WHAT TO PRODUCE
Print every line of the rows below without any change, leaving out the pictures.

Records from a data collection
◆ ◆ ◆ ◆ ◆ ◆ ◆
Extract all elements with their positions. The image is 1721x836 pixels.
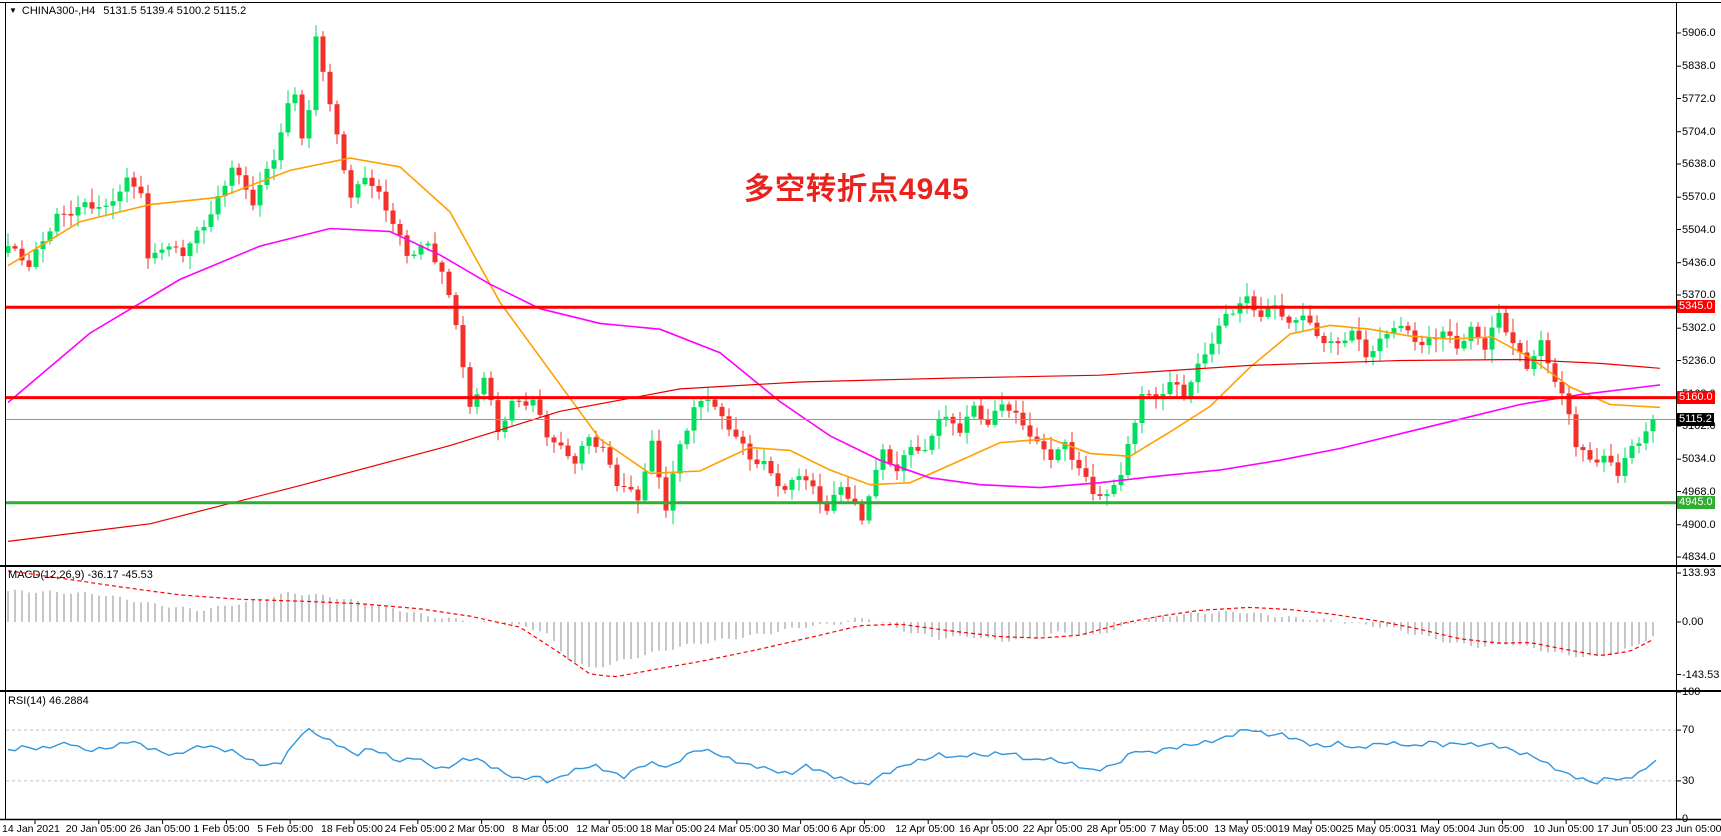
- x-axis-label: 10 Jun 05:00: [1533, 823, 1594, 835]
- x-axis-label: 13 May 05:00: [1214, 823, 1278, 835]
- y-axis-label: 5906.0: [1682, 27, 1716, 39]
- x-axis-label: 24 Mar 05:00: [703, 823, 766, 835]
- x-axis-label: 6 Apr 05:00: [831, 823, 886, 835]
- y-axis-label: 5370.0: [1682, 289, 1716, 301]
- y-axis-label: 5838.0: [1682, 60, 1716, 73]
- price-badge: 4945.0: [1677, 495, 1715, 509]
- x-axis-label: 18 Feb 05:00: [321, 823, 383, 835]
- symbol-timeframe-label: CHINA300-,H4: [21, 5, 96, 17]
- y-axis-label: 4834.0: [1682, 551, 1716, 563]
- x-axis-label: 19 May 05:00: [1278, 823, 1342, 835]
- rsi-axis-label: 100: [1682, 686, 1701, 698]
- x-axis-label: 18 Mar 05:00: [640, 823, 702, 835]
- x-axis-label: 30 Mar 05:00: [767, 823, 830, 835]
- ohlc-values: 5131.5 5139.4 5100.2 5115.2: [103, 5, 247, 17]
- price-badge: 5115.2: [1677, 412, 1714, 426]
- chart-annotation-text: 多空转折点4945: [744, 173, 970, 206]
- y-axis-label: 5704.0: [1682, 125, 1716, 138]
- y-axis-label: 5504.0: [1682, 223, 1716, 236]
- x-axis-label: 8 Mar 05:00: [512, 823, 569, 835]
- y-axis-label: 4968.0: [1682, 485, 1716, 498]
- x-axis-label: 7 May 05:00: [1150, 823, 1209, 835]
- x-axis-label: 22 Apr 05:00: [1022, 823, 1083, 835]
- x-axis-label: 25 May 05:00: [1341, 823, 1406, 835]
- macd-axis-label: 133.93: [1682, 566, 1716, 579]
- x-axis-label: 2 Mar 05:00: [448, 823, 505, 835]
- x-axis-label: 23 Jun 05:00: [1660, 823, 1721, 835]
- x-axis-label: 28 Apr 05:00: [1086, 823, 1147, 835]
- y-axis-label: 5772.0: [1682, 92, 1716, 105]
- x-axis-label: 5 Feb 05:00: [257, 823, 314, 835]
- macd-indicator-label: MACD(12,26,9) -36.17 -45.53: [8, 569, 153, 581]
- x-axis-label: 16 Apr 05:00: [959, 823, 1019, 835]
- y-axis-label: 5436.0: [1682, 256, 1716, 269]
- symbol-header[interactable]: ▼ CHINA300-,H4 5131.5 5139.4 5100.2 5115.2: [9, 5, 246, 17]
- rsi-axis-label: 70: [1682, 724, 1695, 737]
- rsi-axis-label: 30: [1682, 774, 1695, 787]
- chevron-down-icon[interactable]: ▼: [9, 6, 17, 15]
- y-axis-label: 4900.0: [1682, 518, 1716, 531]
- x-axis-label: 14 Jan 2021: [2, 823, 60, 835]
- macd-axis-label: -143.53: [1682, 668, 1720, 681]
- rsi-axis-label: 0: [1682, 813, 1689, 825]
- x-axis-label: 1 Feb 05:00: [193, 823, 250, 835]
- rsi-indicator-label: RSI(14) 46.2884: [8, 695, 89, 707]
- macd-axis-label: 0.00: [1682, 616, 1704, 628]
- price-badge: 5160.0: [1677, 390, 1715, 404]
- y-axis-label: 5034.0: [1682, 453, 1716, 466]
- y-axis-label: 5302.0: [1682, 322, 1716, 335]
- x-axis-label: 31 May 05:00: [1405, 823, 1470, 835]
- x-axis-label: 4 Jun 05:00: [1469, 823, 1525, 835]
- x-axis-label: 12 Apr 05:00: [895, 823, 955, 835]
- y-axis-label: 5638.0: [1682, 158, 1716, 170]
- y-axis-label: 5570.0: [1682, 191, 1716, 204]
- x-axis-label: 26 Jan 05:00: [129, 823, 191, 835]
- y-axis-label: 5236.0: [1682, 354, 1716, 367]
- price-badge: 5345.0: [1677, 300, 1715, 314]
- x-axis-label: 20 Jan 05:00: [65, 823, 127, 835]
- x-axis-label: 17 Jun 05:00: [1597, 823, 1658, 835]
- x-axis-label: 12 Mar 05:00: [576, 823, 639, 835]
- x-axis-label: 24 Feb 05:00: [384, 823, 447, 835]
◆ ◆ ◆ ◆ ◆ ◆ ◆
RIGHT ANSWER
Extract all elements with their positions. The image is 1721x836 pixels.
- x-axis-label: 10 Jun 05:00: [1533, 823, 1594, 835]
- x-axis-label: 13 May 05:00: [1214, 823, 1278, 835]
- y-axis-label: 5906.0: [1682, 27, 1716, 39]
- x-axis-label: 24 Mar 05:00: [703, 823, 766, 835]
- x-axis-label: 6 Apr 05:00: [831, 823, 886, 835]
- y-axis-label: 5370.0: [1682, 289, 1716, 301]
- y-axis-label: 5838.0: [1682, 60, 1716, 73]
- price-badge: 4945.0: [1677, 495, 1715, 509]
- x-axis-label: 18 Feb 05:00: [321, 823, 383, 835]
- symbol-timeframe-label: CHINA300-,H4: [21, 5, 96, 17]
- y-axis-label: 4834.0: [1682, 551, 1716, 563]
- x-axis-label: 19 May 05:00: [1278, 823, 1342, 835]
- rsi-axis-label: 100: [1682, 686, 1701, 698]
- x-axis-label: 18 Mar 05:00: [640, 823, 702, 835]
- x-axis-label: 30 Mar 05:00: [767, 823, 830, 835]
- ohlc-values: 5131.5 5139.4 5100.2 5115.2: [103, 5, 247, 17]
- price-badge: 5115.2: [1677, 412, 1714, 426]
- chart-annotation-text: 多空转折点4945: [744, 173, 970, 206]
- y-axis-label: 5704.0: [1682, 125, 1716, 138]
- y-axis-label: 5504.0: [1682, 223, 1716, 236]
- x-axis-label: 8 Mar 05:00: [512, 823, 569, 835]
- y-axis-label: 4968.0: [1682, 485, 1716, 498]
- x-axis-label: 7 May 05:00: [1150, 823, 1209, 835]
- x-axis-label: 22 Apr 05:00: [1022, 823, 1083, 835]
- x-axis-label: 25 May 05:00: [1341, 823, 1406, 835]
- macd-axis-label: 133.93: [1682, 566, 1716, 579]
- x-axis-label: 2 Mar 05:00: [448, 823, 505, 835]
- x-axis-label: 23 Jun 05:00: [1660, 823, 1721, 835]
- x-axis-label: 28 Apr 05:00: [1086, 823, 1147, 835]
- y-axis-label: 5772.0: [1682, 92, 1716, 105]
- x-axis-label: 5 Feb 05:00: [257, 823, 314, 835]
- macd-indicator-label: MACD(12,26,9) -36.17 -45.53: [8, 569, 153, 581]
- x-axis-label: 16 Apr 05:00: [959, 823, 1019, 835]
- y-axis-label: 5436.0: [1682, 256, 1716, 269]
- symbol-header[interactable]: ▼ CHINA300-,H4 5131.5 5139.4 5100.2 5115.2: [9, 5, 246, 17]
- rsi-axis-label: 70: [1682, 724, 1695, 737]
- rsi-axis-label: 30: [1682, 774, 1695, 787]
- chevron-down-icon[interactable]: ▼: [9, 6, 17, 15]
- y-axis-label: 4900.0: [1682, 518, 1716, 531]
- x-axis-label: 14 Jan 2021: [2, 823, 60, 835]
- macd-axis-label: -143.53: [1682, 668, 1720, 681]
- rsi-axis-label: 0: [1682, 813, 1689, 825]
- x-axis-label: 1 Feb 05:00: [193, 823, 250, 835]
- rsi-indicator-label: RSI(14) 46.2884: [8, 695, 89, 707]
- macd-axis-label: 0.00: [1682, 616, 1704, 628]
- price-badge: 5160.0: [1677, 390, 1715, 404]
- y-axis-label: 5034.0: [1682, 453, 1716, 466]
- y-axis-label: 5302.0: [1682, 322, 1716, 335]
- x-axis-label: 31 May 05:00: [1405, 823, 1470, 835]
- x-axis-label: 4 Jun 05:00: [1469, 823, 1525, 835]
- x-axis-label: 12 Apr 05:00: [895, 823, 955, 835]
- y-axis-label: 5638.0: [1682, 158, 1716, 170]
- y-axis-label: 5570.0: [1682, 191, 1716, 204]
- x-axis-label: 26 Jan 05:00: [129, 823, 191, 835]
- y-axis-label: 5236.0: [1682, 354, 1716, 367]
- price-badge: 5345.0: [1677, 300, 1715, 314]
- x-axis-label: 20 Jan 05:00: [65, 823, 127, 835]
- x-axis-label: 17 Jun 05:00: [1597, 823, 1658, 835]
- x-axis-label: 12 Mar 05:00: [576, 823, 639, 835]
- x-axis-label: 24 Feb 05:00: [384, 823, 447, 835]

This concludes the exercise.